Note each line where "marker" appears, and copy it.

==*==

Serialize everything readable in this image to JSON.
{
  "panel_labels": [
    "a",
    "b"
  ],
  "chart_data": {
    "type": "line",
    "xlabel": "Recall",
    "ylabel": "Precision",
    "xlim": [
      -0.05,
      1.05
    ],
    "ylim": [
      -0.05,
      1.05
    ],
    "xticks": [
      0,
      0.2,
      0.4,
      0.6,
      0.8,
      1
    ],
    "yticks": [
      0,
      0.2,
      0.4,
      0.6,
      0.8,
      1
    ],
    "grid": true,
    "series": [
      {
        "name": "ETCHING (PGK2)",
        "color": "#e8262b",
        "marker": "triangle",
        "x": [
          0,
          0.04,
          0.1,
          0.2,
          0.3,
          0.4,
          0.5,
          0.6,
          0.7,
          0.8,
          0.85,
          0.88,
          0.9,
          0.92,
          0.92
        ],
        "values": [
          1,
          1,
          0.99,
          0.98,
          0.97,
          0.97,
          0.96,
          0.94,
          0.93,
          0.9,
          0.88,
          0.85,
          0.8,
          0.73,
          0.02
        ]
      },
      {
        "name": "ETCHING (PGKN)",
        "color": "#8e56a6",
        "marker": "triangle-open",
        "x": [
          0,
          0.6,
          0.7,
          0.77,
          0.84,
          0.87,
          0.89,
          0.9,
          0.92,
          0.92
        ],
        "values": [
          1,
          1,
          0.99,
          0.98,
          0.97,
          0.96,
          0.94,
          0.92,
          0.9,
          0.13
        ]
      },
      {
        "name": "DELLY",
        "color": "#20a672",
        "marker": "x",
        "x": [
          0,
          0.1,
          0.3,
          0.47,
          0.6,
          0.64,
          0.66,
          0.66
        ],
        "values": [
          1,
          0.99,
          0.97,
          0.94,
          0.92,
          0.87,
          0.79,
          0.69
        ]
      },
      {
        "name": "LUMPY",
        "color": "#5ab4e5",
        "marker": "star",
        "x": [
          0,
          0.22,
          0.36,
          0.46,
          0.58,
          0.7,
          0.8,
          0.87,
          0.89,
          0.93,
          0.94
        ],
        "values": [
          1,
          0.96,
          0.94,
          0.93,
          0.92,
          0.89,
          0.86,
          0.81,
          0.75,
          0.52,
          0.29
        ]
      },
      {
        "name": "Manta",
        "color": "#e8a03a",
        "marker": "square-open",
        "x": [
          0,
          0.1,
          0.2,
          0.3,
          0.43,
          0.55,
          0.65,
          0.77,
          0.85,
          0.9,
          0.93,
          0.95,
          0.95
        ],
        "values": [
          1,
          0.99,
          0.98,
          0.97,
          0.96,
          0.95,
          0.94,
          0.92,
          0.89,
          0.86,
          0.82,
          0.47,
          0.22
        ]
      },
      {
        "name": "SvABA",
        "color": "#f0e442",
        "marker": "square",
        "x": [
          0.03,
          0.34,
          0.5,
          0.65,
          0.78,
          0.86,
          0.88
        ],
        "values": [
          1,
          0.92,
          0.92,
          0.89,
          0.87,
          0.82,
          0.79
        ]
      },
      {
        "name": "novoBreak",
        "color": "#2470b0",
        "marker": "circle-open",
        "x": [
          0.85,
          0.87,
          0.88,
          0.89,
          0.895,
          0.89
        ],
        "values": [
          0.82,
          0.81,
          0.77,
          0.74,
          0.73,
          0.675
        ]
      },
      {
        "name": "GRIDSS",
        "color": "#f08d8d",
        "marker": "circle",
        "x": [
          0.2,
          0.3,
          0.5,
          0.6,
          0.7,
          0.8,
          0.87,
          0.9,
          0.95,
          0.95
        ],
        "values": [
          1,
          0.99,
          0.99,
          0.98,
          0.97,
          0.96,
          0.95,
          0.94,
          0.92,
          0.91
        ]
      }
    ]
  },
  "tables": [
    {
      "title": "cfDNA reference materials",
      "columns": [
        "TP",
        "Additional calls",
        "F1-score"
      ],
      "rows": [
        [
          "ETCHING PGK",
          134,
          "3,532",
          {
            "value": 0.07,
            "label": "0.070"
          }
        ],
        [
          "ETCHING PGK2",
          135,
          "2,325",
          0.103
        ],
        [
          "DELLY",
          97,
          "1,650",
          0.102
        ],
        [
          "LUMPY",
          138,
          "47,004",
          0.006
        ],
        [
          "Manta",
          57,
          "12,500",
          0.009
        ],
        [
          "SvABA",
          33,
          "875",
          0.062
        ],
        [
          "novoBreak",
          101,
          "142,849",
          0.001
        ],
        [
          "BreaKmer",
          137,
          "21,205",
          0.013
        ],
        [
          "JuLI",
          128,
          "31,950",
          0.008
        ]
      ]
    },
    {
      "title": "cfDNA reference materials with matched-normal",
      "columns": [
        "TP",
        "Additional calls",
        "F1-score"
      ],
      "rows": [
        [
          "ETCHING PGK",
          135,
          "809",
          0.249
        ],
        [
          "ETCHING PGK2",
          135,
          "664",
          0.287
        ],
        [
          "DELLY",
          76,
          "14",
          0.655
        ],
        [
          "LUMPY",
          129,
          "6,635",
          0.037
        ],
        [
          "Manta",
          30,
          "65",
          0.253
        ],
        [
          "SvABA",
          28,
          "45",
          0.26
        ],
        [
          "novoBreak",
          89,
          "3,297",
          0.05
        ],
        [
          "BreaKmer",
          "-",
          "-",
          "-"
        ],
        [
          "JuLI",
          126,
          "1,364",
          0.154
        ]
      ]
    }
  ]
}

==*==

**Finished task:**
        "marker": "triangle",
        "marker": "triangle-open",
        "marker": "x",
        "marker": "star",
        "marker": "square-open",
        "marker": "square",
        "marker": "circle-open",
        "marker": "circle",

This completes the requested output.